— Start Excerpted records —
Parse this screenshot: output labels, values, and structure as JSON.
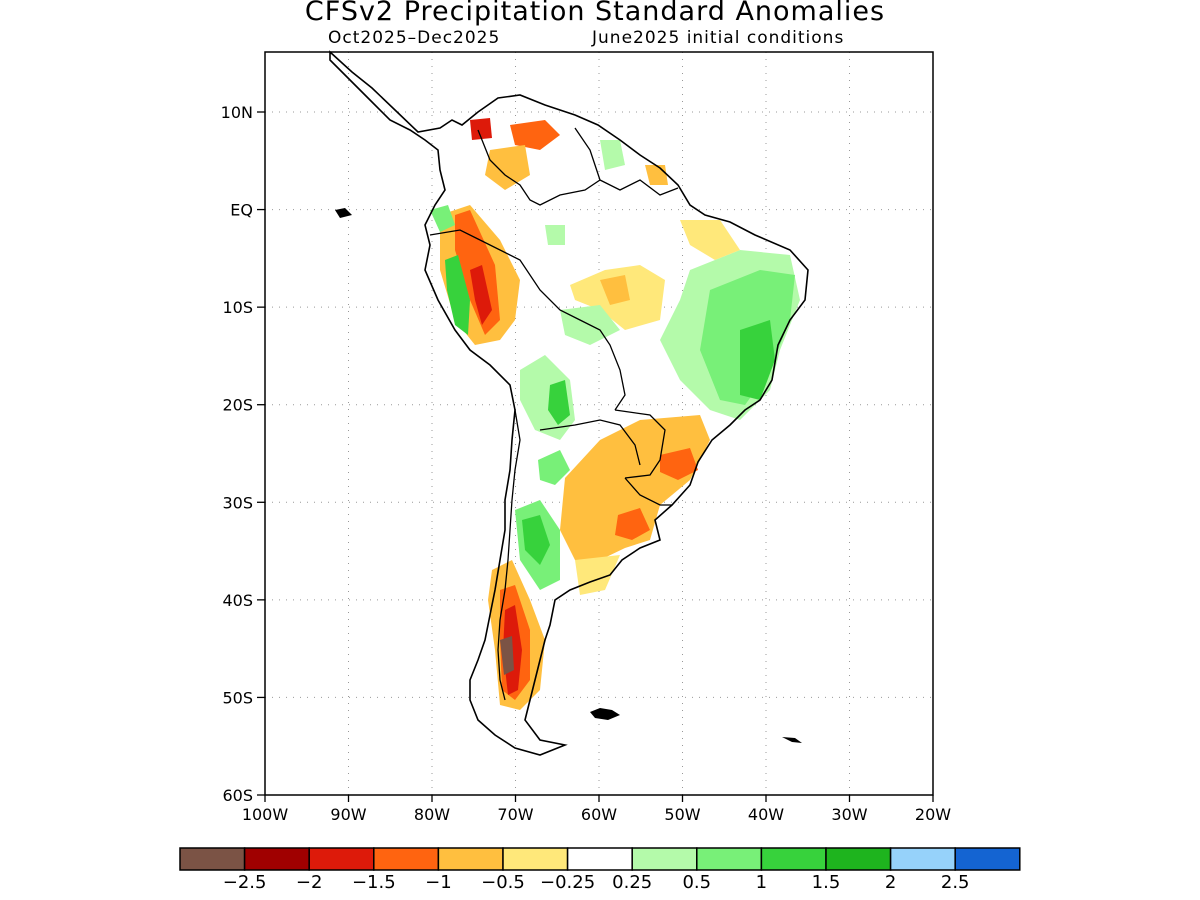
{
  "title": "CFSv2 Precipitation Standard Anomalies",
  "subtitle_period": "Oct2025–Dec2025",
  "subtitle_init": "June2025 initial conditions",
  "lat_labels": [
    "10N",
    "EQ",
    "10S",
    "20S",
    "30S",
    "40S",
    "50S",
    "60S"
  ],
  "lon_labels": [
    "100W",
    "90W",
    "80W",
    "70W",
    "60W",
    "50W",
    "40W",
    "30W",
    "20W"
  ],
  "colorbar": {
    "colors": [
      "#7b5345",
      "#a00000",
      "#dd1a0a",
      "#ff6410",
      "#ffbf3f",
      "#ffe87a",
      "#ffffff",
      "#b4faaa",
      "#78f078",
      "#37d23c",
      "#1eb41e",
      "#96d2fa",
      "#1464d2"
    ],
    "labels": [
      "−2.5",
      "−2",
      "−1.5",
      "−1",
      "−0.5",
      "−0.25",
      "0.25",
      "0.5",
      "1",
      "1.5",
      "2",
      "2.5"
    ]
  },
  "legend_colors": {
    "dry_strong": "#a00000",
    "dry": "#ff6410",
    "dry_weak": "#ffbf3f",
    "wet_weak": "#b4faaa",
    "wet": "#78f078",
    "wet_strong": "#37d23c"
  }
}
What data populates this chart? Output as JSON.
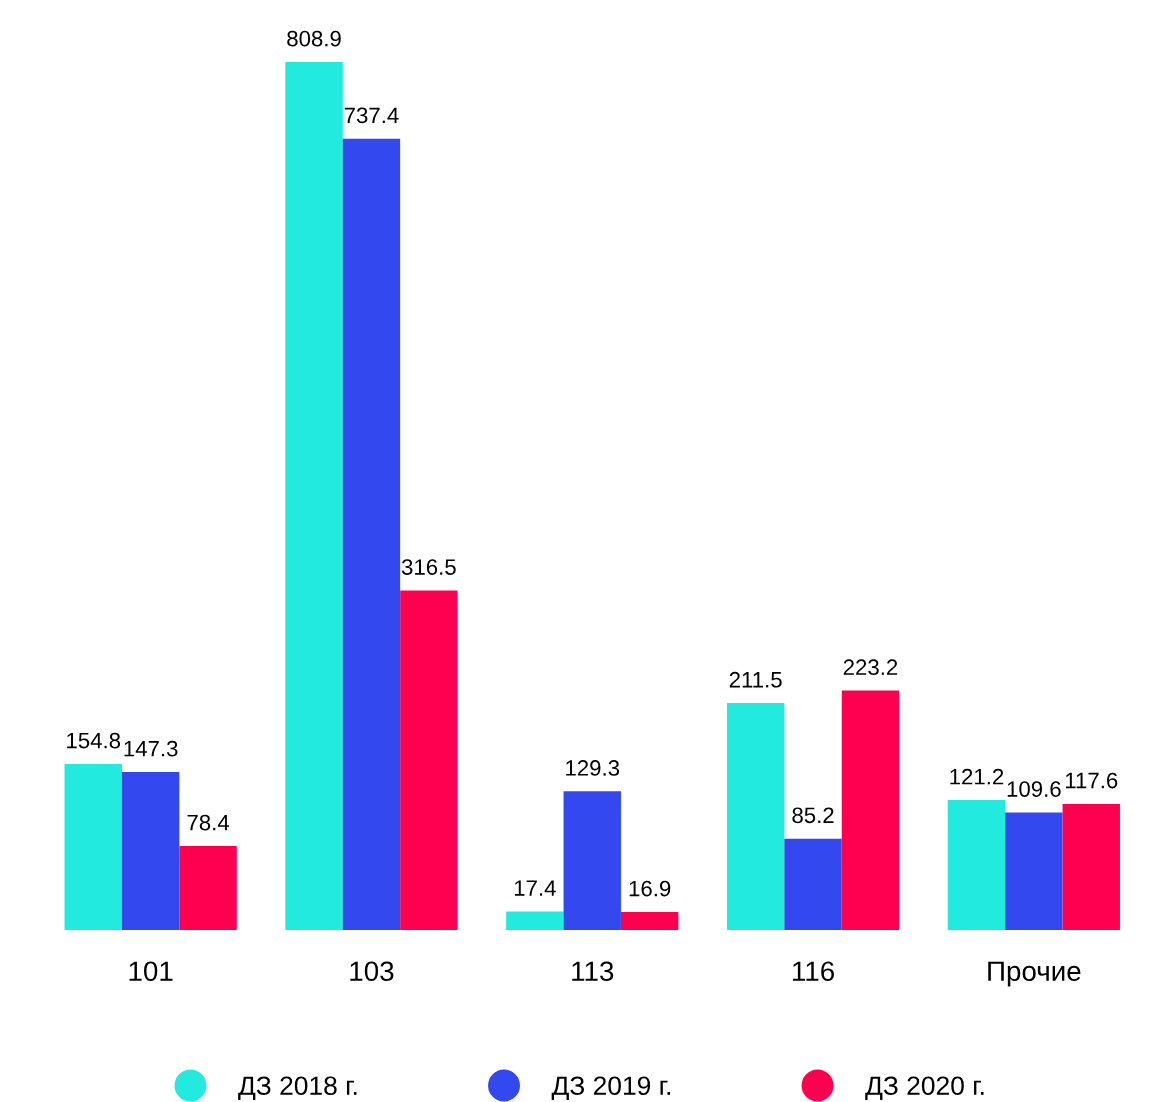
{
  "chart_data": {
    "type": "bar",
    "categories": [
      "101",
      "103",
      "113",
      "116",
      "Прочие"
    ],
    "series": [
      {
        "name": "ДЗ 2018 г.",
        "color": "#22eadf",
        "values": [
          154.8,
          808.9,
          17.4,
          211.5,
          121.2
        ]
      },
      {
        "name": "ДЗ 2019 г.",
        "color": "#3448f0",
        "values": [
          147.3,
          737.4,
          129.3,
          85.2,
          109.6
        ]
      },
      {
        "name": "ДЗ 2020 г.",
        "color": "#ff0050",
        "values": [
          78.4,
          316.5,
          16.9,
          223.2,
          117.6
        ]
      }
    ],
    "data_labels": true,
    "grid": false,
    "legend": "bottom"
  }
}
— End Excerpted records —
## What the task asks:
Write out each entry exactly as given, but skip the pictures.

## Answer to this problem:
Parse this screenshot: output labels, values, and structure as JSON.
{
  "title": "CFSv2 Precipitation Standard Anomalies",
  "subtitle_period": "Oct2025–Dec2025",
  "subtitle_init": "June2025 initial conditions",
  "lat_labels": [
    "10N",
    "EQ",
    "10S",
    "20S",
    "30S",
    "40S",
    "50S",
    "60S"
  ],
  "lon_labels": [
    "100W",
    "90W",
    "80W",
    "70W",
    "60W",
    "50W",
    "40W",
    "30W",
    "20W"
  ],
  "colorbar": {
    "colors": [
      "#7b5345",
      "#a00000",
      "#dd1a0a",
      "#ff6410",
      "#ffbf3f",
      "#ffe87a",
      "#ffffff",
      "#b4faaa",
      "#78f078",
      "#37d23c",
      "#1eb41e",
      "#96d2fa",
      "#1464d2"
    ],
    "labels": [
      "−2.5",
      "−2",
      "−1.5",
      "−1",
      "−0.5",
      "−0.25",
      "0.25",
      "0.5",
      "1",
      "1.5",
      "2",
      "2.5"
    ]
  },
  "legend_colors": {
    "dry_strong": "#a00000",
    "dry": "#ff6410",
    "dry_weak": "#ffbf3f",
    "wet_weak": "#b4faaa",
    "wet": "#78f078",
    "wet_strong": "#37d23c"
  }
}
What data populates this chart? Output as JSON.
{
  "chart_data": {
    "type": "bar",
    "categories": [
      "101",
      "103",
      "113",
      "116",
      "Прочие"
    ],
    "series": [
      {
        "name": "ДЗ 2018 г.",
        "color": "#22eadf",
        "values": [
          154.8,
          808.9,
          17.4,
          211.5,
          121.2
        ]
      },
      {
        "name": "ДЗ 2019 г.",
        "color": "#3448f0",
        "values": [
          147.3,
          737.4,
          129.3,
          85.2,
          109.6
        ]
      },
      {
        "name": "ДЗ 2020 г.",
        "color": "#ff0050",
        "values": [
          78.4,
          316.5,
          16.9,
          223.2,
          117.6
        ]
      }
    ],
    "data_labels": true,
    "grid": false,
    "legend": "bottom"
  }
}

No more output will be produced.